[Dataset items]

╔══

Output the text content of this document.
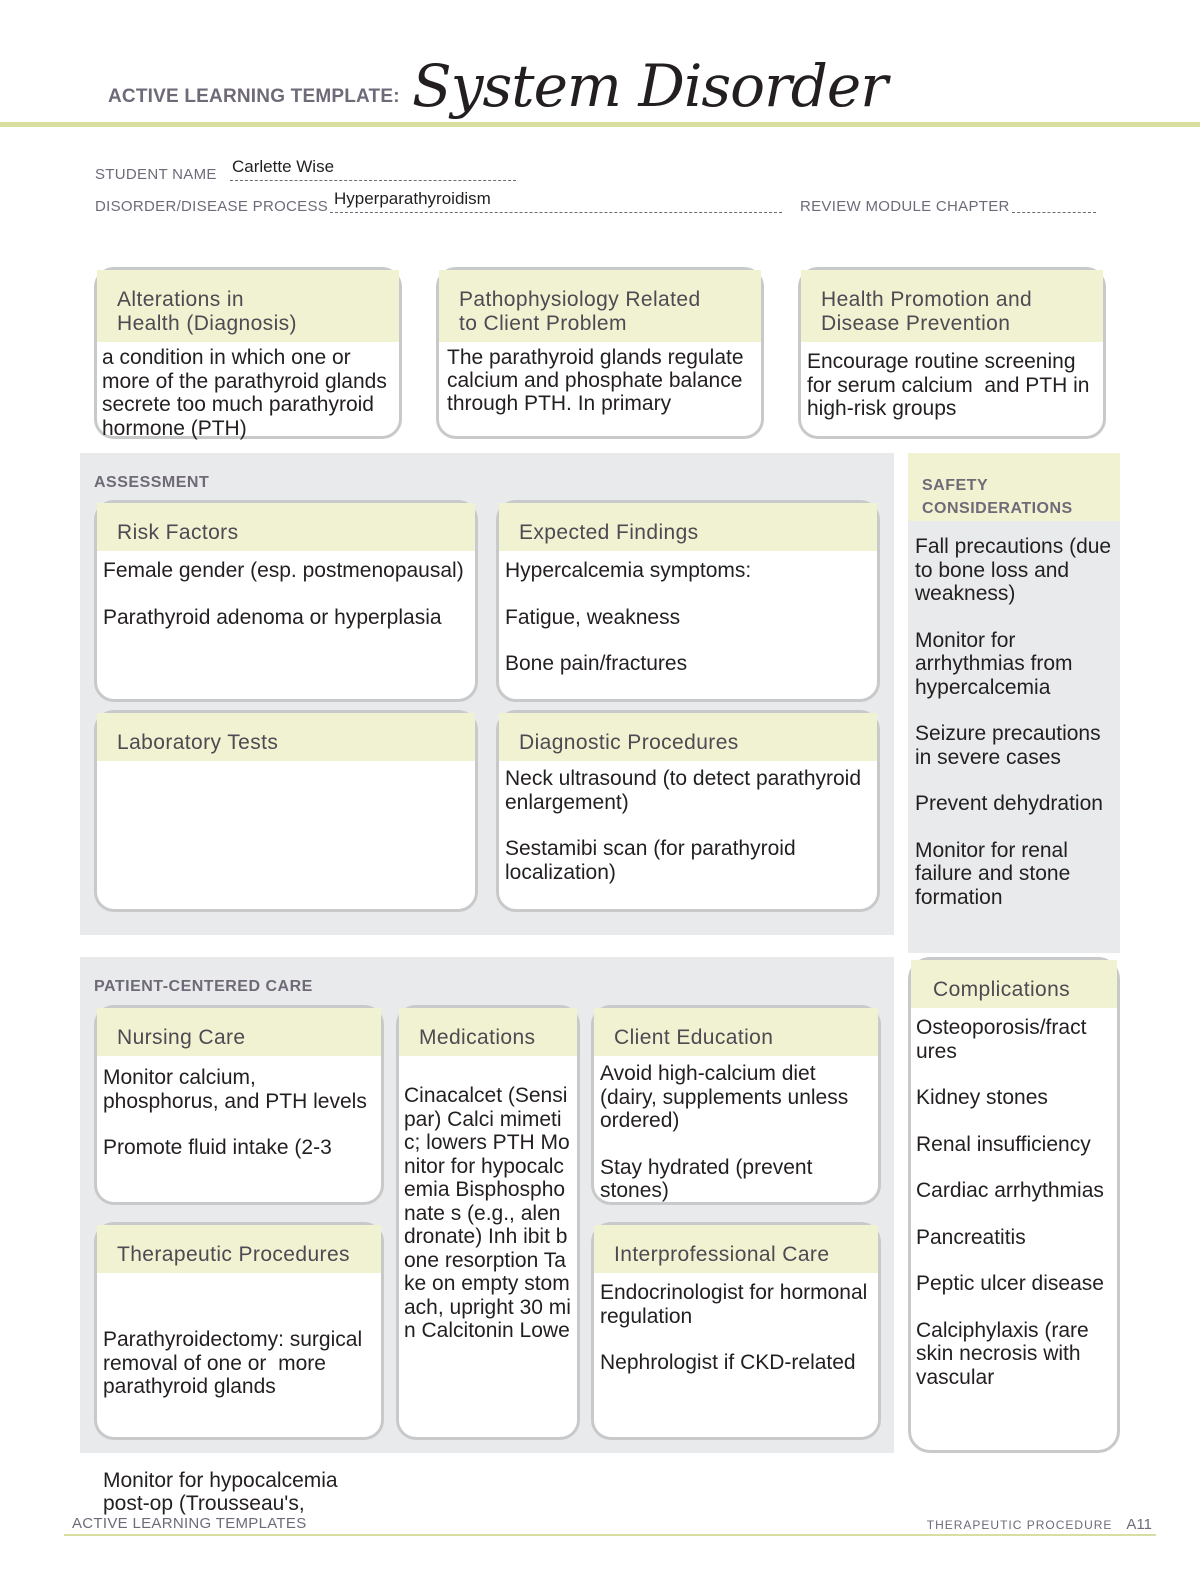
ACTIVE LEARNING TEMPLATE: System Disorder
STUDENT NAME Carlette Wise
DISORDER/DISEASE PROCESS Hyperparathyroidism	REVIEW MODULE CHAPTER
Alterations in
Health (Diagnosis)

a condition in which one or more of the parathyroid glands secrete too much parathyroid hormone (PTH)

Pathophysiology Related
to Client Problem

The parathyroid glands regulate calcium and phosphate balance through PTH. In primary

Health Promotion and
Disease Prevention

Encourage routine screening for serum calcium  and PTH in high-risk groups

ASSESSMENT
Risk Factors

Female gender (esp. postmenopausal)

Parathyroid adenoma or hyperplasia

Expected Findings

Hypercalcemia symptoms:

Fatigue, weakness

Bone pain/fractures

Laboratory Tests	Diagnostic Procedures

Neck ultrasound (to detect parathyroid enlargement)

Sestamibi scan (for parathyroid localization)

SAFETY
CONSIDERATIONS

Fall precautions (due to bone loss and weakness)

Monitor for arrhythmias from hypercalcemia

Seizure precautions in severe cases

Prevent dehydration

Monitor for renal failure and stone formation

PATIENT-CENTERED CARE
Nursing Care

Monitor calcium, phosphorus, and PTH levels

Promote fluid intake (2-3

Medications

Cinacalcet (Sensipar) Calci mimetic; lowers PTH Monitor for hypocalcemia Bisphosphonate s (e.g., alendronate) Inh ibit bone resorption Take on empty stomach, upright 30 min Calcitonin Lowe

Client Education

Avoid high-calcium diet (dairy, supplements unless ordered)

Stay hydrated (prevent stones)

Therapeutic Procedures

Parathyroidectomy: surgical removal of one or  more parathyroid glands

Monitor for hypocalcemia post-op (Trousseau's,

Interprofessional Care

Endocrinologist for hormonal regulation

Nephrologist if CKD-related

Complications

Osteoporosis/fract ures

Kidney stones

Renal insufficiency

Cardiac arrhythmias

Pancreatitis

Peptic ulcer disease

Calciphylaxis (rare skin necrosis with vascular

ACTIVE LEARNING TEMPLATES	THERAPEUTIC PROCEDURE A11
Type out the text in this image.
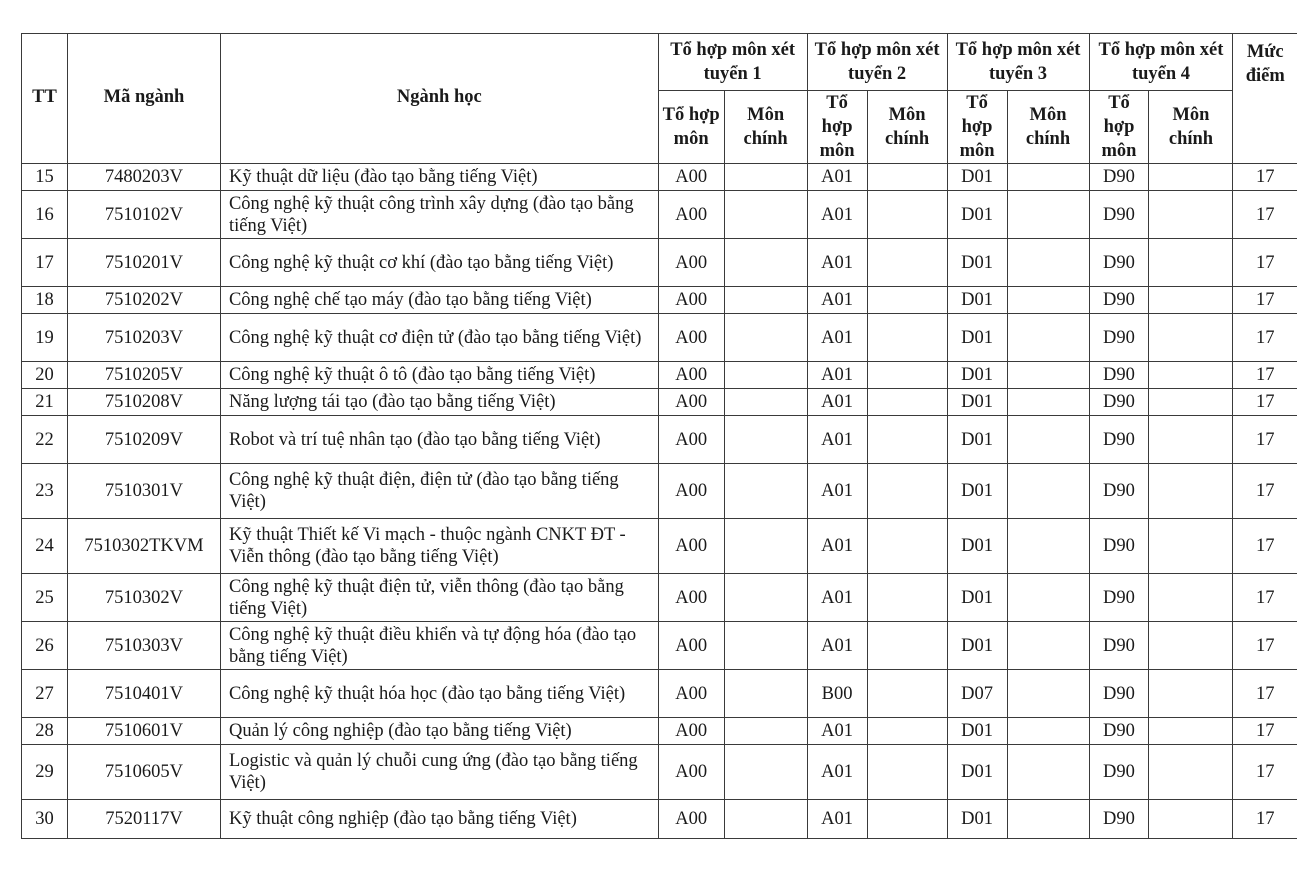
TT	Mã ngành	Ngành học	Tổ hợp môn xét tuyển 1		Tổ hợp môn xét tuyển 2		Tổ hợp môn xét tuyển 3		Tổ hợp môn xét tuyển 4		Mức điểm
			Tổ hợp môn	Môn chính	Tổ hợp môn	Môn chính	Tổ hợp môn	Môn chính	Tổ hợp môn	Môn chính	
15	7480203V	Kỹ thuật dữ liệu (đào tạo bằng tiếng Việt)	A00		A01		D01		D90		17
16	7510102V	Công nghệ kỹ thuật công trình xây dựng (đào tạo bằng tiếng Việt)	A00		A01		D01		D90		17
17	7510201V	Công nghệ kỹ thuật cơ khí (đào tạo bằng tiếng Việt)	A00		A01		D01		D90		17
18	7510202V	Công nghệ chế tạo máy (đào tạo bằng tiếng Việt)	A00		A01		D01		D90		17
19	7510203V	Công nghệ kỹ thuật cơ điện tử (đào tạo bằng tiếng Việt)	A00		A01		D01		D90		17
20	7510205V	Công nghệ kỹ thuật ô tô (đào tạo bằng tiếng Việt)	A00		A01		D01		D90		17
21	7510208V	Năng lượng tái tạo (đào tạo bằng tiếng Việt)	A00		A01		D01		D90		17
22	7510209V	Robot và trí tuệ nhân tạo (đào tạo bằng tiếng Việt)	A00		A01		D01		D90		17
23	7510301V	Công nghệ kỹ thuật điện, điện tử (đào tạo bằng tiếng Việt)	A00		A01		D01		D90		17
24	7510302TKVM	Kỹ thuật Thiết kế Vi mạch - thuộc ngành CNKT ĐT - Viễn thông (đào tạo bằng tiếng Việt)	A00		A01		D01		D90		17
25	7510302V	Công nghệ kỹ thuật điện tử, viễn thông (đào tạo bằng tiếng Việt)	A00		A01		D01		D90		17
26	7510303V	Công nghệ kỹ thuật điều khiển và tự động hóa (đào tạo bằng tiếng Việt)	A00		A01		D01		D90		17
27	7510401V	Công nghệ kỹ thuật hóa học (đào tạo bằng tiếng Việt)	A00		B00		D07		D90		17
28	7510601V	Quản lý công nghiệp (đào tạo bằng tiếng Việt)	A00		A01		D01		D90		17
29	7510605V	Logistic và quản lý chuỗi cung ứng (đào tạo bằng tiếng Việt)	A00		A01		D01		D90		17
30	7520117V	Kỹ thuật công nghiệp (đào tạo bằng tiếng Việt)	A00		A01		D01		D90		17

╚══

(Exercise description):
Filter out all lines lacking the word "Monitor" and copy the rest.

(Response below):
Monitor for arrhythmias from hypercalcemia
Monitor for renal failure and stone formation
Monitor calcium, phosphorus, and PTH levels
Cinacalcet (Sensipar) Calci mimetic; lowers PTH Monitor for hypocalcemia Bisphosphonate s (e.g., alendronate) Inh ibit bone resorption Take on empty stomach, upright 30 min Calcitonin Lowe
Monitor for hypocalcemia post-op (Trousseau's,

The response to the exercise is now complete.